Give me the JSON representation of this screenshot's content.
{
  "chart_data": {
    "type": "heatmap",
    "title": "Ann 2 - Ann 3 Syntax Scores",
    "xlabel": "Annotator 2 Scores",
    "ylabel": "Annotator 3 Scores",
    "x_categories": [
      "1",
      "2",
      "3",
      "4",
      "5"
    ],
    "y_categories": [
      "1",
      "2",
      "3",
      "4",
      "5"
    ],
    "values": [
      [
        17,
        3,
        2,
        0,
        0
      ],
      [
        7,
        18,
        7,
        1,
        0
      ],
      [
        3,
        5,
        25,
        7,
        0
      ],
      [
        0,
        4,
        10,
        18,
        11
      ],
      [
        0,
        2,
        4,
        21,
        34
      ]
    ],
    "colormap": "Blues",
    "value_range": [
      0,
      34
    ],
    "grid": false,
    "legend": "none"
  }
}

··········

Work instructions: Say, as a single number and nothing more, how many lines of the entries contain the word "Annotator".

Solution to the exercise: 2